* [Request]
Gather every line in the records below that contains the word "colors".

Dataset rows
---+---

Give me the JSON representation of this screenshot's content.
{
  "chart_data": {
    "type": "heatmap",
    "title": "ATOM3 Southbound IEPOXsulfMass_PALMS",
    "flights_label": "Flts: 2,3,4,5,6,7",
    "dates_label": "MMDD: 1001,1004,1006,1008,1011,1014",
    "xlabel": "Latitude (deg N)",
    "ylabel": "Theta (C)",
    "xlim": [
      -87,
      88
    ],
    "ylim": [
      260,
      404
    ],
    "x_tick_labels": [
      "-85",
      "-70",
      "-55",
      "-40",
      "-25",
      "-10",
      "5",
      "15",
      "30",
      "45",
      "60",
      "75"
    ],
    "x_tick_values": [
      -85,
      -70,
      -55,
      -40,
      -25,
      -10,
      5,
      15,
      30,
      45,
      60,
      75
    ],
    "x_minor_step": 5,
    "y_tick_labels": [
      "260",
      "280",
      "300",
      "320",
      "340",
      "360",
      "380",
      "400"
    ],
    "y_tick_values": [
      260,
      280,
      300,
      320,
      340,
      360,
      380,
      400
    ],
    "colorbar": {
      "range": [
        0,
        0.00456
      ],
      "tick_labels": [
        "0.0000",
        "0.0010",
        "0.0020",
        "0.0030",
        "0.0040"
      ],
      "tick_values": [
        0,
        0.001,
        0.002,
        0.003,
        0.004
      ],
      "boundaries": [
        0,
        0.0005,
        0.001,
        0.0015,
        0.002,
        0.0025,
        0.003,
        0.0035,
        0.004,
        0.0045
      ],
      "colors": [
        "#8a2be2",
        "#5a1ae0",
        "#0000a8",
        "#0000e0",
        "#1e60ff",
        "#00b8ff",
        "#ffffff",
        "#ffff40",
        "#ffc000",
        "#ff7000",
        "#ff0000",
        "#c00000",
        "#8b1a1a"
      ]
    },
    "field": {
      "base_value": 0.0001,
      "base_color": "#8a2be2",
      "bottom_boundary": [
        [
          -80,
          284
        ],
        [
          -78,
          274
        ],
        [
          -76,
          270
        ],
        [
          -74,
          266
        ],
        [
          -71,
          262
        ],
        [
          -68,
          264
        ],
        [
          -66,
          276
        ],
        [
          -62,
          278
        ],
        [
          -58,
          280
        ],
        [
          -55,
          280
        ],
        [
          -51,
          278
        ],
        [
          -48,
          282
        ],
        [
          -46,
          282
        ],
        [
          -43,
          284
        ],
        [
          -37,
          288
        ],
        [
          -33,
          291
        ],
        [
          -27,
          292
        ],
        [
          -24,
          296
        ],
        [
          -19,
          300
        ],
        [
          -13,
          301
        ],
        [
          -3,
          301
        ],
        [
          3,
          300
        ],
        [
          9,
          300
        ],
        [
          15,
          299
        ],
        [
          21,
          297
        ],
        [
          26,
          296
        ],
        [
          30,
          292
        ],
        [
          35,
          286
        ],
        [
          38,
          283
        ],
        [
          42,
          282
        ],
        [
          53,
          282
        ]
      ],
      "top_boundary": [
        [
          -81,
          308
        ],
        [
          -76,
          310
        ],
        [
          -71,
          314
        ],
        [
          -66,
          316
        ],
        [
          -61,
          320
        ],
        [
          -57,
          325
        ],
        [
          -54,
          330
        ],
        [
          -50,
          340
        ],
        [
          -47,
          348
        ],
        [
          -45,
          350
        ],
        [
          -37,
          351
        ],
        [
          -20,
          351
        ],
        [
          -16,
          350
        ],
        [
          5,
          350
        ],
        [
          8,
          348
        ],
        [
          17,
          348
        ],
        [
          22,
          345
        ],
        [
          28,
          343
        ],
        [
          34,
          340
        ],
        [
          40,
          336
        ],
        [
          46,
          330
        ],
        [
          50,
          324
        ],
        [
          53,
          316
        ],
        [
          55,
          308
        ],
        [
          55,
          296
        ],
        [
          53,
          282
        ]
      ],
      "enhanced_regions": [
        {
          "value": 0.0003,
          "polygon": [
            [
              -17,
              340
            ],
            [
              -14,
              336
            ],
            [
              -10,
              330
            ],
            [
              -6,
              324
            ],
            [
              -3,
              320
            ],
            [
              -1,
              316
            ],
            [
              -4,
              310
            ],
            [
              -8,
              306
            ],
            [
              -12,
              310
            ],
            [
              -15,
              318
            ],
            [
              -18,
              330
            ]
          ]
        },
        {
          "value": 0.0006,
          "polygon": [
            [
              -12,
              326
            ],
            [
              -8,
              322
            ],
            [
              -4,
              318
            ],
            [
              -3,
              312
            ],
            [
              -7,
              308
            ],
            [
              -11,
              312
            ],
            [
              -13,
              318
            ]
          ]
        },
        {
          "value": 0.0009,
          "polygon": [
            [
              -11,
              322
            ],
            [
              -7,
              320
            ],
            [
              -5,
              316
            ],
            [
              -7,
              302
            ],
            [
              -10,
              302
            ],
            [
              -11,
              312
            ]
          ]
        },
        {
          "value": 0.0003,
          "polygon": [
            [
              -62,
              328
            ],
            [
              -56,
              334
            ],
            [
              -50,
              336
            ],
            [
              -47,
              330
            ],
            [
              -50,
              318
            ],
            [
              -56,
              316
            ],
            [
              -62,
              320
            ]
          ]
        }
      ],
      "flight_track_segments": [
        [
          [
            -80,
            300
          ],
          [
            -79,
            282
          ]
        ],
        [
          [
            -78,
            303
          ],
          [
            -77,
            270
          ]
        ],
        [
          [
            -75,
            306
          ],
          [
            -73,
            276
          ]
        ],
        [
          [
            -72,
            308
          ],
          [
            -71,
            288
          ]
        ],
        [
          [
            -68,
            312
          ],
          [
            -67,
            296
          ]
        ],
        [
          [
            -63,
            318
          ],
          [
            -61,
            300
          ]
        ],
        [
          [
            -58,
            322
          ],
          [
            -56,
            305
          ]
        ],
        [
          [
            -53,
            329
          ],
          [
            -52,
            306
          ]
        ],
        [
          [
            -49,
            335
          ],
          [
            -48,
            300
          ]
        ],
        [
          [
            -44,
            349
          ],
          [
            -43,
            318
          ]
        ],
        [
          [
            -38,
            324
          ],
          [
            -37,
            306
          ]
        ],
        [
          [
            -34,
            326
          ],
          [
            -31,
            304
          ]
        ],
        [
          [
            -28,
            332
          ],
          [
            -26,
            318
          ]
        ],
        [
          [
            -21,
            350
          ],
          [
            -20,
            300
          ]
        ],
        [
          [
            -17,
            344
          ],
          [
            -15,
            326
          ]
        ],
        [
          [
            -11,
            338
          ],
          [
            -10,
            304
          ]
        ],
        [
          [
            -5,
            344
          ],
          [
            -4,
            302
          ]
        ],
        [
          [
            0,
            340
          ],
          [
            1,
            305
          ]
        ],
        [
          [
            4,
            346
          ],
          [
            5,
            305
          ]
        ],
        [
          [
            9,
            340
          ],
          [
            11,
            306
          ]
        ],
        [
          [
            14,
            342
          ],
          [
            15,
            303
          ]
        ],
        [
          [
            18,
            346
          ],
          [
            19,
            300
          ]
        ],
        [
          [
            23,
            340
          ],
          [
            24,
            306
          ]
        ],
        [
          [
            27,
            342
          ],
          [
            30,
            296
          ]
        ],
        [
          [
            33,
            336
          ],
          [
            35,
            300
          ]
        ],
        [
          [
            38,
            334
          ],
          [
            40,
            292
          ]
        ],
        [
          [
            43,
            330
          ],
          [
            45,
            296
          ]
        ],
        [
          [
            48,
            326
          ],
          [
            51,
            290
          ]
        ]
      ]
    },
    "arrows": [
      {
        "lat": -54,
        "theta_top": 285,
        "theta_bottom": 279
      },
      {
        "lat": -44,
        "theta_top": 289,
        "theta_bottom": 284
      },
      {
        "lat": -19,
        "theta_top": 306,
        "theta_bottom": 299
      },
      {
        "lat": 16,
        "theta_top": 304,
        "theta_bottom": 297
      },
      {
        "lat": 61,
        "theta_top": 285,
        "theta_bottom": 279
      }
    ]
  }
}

---+---

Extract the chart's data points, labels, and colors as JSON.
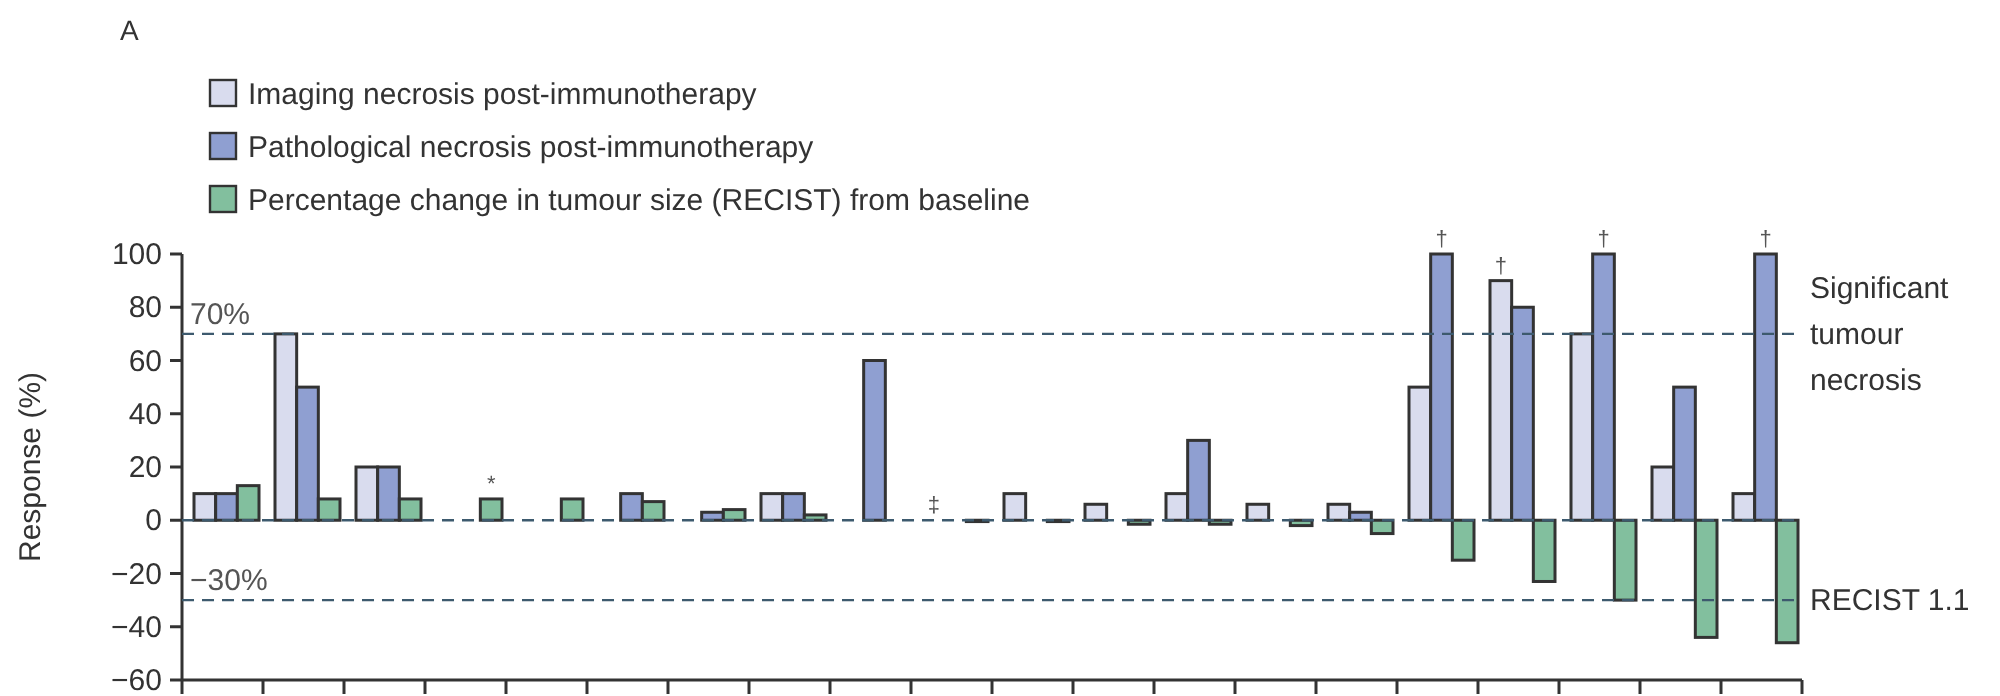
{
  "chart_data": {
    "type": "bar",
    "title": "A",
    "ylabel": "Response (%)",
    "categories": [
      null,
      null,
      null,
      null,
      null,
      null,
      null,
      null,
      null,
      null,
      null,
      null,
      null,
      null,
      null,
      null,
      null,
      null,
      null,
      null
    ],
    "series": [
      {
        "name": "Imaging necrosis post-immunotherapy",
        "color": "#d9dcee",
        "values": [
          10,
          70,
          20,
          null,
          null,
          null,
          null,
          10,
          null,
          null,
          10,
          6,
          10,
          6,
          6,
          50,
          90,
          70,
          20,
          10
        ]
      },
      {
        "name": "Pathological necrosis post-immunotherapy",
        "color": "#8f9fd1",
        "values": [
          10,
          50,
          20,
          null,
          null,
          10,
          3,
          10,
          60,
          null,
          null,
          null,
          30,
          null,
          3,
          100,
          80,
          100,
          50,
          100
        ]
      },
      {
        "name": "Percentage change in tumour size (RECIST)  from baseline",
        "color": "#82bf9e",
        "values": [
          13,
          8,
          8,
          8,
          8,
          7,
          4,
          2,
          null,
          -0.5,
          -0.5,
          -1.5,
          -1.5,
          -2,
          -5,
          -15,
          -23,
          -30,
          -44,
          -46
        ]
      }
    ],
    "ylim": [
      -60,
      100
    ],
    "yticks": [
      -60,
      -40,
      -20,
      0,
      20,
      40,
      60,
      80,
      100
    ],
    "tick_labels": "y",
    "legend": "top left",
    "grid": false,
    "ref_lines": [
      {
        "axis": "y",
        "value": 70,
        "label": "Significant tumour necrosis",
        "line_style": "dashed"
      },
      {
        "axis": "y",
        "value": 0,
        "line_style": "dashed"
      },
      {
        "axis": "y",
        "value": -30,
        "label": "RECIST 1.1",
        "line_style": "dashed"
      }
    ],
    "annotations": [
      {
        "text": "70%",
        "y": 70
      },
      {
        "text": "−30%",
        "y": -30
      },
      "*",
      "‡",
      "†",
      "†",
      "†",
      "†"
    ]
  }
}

---+---

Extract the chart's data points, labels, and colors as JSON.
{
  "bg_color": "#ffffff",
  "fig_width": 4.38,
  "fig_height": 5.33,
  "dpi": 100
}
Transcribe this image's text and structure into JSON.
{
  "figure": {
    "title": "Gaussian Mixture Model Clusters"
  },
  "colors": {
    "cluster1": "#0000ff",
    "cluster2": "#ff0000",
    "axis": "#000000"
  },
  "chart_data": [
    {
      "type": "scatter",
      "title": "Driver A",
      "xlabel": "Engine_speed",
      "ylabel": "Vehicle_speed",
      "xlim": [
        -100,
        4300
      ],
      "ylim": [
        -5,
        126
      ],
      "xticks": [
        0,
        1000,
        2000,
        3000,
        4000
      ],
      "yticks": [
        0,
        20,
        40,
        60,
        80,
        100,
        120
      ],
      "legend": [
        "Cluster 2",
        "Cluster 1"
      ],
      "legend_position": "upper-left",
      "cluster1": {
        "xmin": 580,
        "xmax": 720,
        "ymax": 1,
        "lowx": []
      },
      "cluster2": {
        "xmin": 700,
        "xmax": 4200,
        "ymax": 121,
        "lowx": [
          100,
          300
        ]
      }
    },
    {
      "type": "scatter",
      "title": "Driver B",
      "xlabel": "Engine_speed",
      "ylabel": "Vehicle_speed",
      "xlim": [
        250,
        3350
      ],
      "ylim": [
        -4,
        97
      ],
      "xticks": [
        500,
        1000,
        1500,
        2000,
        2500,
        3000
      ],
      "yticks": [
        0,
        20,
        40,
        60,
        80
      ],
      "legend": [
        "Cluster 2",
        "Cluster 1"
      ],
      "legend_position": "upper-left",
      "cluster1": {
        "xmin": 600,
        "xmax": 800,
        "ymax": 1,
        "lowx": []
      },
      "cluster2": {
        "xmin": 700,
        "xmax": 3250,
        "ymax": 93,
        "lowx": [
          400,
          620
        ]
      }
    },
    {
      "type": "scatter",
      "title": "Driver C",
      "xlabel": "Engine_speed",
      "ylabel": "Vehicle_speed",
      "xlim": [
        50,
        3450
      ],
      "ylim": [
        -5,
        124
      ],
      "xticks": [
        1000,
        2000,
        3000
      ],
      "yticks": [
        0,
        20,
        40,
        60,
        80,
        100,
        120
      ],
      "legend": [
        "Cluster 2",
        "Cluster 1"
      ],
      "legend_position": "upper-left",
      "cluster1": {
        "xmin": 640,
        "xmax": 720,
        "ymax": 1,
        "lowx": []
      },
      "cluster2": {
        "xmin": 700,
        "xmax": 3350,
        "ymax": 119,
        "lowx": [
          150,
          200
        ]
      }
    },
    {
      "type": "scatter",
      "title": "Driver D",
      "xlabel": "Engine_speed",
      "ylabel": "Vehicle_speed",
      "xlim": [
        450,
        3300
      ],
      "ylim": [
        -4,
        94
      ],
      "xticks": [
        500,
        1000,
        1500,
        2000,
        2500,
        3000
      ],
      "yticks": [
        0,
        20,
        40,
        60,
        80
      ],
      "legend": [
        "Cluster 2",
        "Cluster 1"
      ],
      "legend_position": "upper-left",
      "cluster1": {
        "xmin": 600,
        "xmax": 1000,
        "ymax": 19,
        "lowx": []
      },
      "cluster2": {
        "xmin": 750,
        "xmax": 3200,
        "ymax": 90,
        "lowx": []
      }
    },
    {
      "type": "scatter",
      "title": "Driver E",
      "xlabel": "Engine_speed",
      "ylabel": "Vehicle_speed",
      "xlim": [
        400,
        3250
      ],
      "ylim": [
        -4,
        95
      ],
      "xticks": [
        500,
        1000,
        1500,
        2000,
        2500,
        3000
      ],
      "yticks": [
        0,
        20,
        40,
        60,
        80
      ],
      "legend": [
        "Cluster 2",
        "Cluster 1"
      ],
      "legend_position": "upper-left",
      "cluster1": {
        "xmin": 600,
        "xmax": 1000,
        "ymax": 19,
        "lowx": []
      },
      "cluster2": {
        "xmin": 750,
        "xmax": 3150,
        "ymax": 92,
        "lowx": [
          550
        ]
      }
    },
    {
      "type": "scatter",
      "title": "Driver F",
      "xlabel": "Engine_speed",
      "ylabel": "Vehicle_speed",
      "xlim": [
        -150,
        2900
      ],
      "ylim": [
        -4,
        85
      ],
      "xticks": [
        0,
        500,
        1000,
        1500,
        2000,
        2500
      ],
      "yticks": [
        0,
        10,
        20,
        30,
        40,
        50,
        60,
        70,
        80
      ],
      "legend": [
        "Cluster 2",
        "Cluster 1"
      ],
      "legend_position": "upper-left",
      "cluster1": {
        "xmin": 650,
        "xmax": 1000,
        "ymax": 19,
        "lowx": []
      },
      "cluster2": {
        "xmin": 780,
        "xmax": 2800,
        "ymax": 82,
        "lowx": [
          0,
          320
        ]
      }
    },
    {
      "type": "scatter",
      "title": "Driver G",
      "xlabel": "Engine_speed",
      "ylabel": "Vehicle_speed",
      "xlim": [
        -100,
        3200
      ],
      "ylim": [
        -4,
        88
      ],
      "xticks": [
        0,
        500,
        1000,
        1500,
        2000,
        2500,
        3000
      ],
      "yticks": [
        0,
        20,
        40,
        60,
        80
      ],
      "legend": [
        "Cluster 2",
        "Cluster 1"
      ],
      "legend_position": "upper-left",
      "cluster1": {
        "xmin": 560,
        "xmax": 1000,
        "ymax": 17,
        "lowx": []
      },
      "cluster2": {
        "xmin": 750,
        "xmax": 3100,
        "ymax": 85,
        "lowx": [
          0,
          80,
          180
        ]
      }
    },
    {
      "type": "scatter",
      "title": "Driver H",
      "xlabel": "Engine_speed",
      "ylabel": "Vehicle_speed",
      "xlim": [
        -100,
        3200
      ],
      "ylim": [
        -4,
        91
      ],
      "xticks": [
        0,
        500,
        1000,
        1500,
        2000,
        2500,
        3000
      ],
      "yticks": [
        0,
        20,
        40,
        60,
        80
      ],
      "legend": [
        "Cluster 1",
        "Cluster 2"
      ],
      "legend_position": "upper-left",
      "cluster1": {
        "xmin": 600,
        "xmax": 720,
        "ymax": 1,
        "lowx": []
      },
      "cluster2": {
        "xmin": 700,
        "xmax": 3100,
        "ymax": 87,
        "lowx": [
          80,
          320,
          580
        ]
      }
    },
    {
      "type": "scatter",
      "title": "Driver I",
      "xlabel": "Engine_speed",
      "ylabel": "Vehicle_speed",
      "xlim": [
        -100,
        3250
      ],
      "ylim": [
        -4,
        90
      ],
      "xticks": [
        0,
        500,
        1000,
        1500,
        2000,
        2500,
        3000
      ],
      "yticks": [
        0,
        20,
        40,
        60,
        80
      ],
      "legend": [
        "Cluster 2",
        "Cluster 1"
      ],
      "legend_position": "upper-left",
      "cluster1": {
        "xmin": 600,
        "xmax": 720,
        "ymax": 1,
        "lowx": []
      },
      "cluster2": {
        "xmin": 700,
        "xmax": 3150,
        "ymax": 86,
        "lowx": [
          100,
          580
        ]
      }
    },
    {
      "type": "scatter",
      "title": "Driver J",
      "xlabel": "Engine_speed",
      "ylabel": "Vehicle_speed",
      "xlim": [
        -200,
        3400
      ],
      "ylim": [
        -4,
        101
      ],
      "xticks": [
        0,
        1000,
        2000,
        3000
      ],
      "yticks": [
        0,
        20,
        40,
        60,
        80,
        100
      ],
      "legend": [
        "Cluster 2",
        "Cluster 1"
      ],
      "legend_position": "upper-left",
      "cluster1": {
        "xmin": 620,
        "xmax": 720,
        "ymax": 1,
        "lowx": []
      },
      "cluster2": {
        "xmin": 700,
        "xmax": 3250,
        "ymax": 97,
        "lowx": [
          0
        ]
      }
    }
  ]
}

---+---

* [Response to the task]
      "colors": [
Extract the chart's data points, labels, and colors as JSON.
Extract the chart's data points, labels, and colors as JSON.
  "colors": {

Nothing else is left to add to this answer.